** start of Entries provided **

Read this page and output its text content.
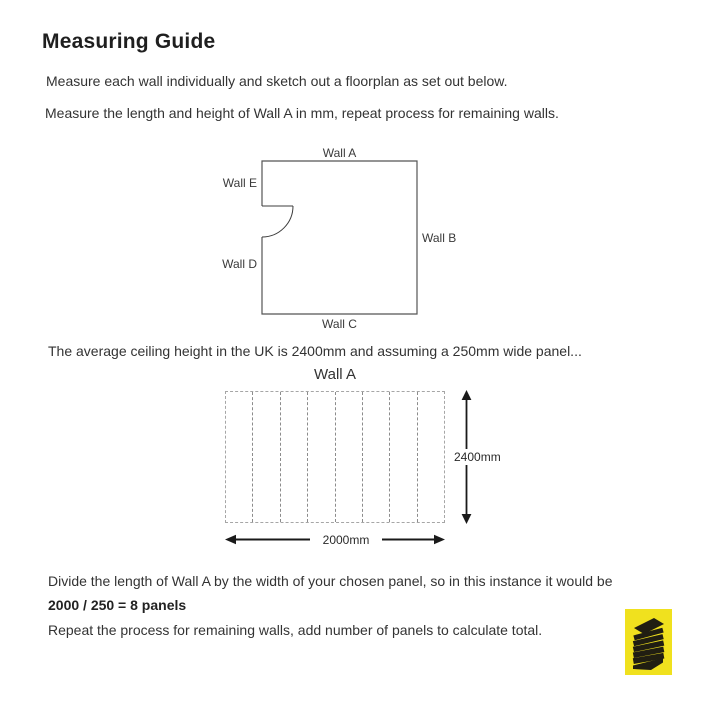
Measuring Guide
Measure each wall individually and sketch out a floorplan as set out below.
Measure the length and height of Wall A in mm, repeat process for remaining walls.
Wall A
Wall B
Wall C
Wall D
Wall E
The average ceiling height in the UK is 2400mm and assuming a 250mm wide panel...
Wall A
2400mm
2000mm
Divide the length of Wall A by the width of your chosen panel, so in this instance it would be
2000 / 250 = 8 panels
Repeat the process for remaining walls, add number of panels to calculate total.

** end of Entries provided **

▶ _Instruction_
Search the lines above for the string "process", then show every one that has it.

▶ _Result_
Measure the length and height of Wall A in mm, repeat process for remaining walls.
Repeat the process for remaining walls, add number of panels to calculate total.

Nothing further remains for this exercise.